### [Written exercise]
Show all lines from the listing below that contain "SDTVAR".

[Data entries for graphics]
☆ ☆ ☆ ☆
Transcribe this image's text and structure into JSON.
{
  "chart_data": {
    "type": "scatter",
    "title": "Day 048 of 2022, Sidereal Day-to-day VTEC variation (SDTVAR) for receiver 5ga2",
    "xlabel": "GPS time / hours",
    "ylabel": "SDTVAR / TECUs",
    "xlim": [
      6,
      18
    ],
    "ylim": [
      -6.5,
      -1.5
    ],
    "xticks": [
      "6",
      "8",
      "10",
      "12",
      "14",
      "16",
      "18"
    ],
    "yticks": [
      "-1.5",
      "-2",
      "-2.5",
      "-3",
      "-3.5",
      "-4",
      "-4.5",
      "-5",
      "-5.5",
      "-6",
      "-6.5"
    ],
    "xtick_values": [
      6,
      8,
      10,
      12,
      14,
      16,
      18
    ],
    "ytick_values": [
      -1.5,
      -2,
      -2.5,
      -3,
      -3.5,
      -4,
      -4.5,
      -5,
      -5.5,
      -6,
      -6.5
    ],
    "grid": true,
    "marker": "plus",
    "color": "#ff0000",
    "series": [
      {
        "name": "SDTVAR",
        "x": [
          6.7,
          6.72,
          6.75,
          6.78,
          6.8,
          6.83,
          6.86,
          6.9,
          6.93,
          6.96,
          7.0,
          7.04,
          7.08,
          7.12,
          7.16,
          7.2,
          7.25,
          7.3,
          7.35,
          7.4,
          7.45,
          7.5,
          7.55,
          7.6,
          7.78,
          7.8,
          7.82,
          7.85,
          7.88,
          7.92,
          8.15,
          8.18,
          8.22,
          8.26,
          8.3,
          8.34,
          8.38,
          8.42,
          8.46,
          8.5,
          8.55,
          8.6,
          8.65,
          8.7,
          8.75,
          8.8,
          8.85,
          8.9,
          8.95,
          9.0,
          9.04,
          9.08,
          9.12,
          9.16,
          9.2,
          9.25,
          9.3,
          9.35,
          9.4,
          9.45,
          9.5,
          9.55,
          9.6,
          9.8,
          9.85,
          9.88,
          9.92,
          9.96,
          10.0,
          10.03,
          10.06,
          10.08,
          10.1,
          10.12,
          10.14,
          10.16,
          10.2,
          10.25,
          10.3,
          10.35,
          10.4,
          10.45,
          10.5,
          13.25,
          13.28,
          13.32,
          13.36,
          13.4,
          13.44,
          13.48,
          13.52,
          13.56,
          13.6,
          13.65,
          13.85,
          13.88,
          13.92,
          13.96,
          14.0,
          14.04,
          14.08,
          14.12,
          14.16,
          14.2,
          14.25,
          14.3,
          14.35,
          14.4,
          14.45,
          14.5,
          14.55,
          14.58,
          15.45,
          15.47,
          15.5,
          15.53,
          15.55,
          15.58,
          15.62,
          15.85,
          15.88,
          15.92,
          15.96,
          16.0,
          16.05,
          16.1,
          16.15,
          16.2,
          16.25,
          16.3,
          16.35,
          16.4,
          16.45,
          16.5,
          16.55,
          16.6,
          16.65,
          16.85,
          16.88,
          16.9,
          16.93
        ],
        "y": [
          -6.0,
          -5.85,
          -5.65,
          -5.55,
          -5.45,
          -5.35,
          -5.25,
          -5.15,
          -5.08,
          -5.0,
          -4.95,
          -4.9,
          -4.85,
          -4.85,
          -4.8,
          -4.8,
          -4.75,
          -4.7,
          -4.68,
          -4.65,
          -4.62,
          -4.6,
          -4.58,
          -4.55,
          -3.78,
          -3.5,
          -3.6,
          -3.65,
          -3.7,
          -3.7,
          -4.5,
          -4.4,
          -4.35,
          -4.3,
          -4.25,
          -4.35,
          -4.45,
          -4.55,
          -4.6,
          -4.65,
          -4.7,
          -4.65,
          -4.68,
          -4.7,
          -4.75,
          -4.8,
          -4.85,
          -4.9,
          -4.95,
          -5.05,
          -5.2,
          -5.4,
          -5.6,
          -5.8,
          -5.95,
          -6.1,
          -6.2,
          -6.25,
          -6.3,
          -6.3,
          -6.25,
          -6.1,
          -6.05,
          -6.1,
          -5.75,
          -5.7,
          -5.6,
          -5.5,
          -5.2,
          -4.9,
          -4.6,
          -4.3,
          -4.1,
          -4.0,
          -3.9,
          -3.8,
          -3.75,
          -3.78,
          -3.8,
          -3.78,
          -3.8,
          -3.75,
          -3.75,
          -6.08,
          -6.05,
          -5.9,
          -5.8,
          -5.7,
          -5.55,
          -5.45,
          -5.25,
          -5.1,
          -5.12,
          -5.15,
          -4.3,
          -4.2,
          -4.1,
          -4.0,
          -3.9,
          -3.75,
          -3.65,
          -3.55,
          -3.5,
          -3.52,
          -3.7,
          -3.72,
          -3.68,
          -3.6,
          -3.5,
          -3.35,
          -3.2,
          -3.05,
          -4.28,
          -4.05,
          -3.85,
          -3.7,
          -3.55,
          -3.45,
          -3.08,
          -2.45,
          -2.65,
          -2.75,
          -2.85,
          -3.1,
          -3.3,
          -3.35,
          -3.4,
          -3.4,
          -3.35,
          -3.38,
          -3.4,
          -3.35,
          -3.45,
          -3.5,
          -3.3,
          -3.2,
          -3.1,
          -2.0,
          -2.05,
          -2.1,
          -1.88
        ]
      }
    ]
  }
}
☆ ☆ ☆ ☆
### [Complete response]
    "title": "Day 048 of 2022, Sidereal Day-to-day VTEC variation (SDTVAR) for receiver 5ga2",
    "ylabel": "SDTVAR / TECUs",
        "name": "SDTVAR",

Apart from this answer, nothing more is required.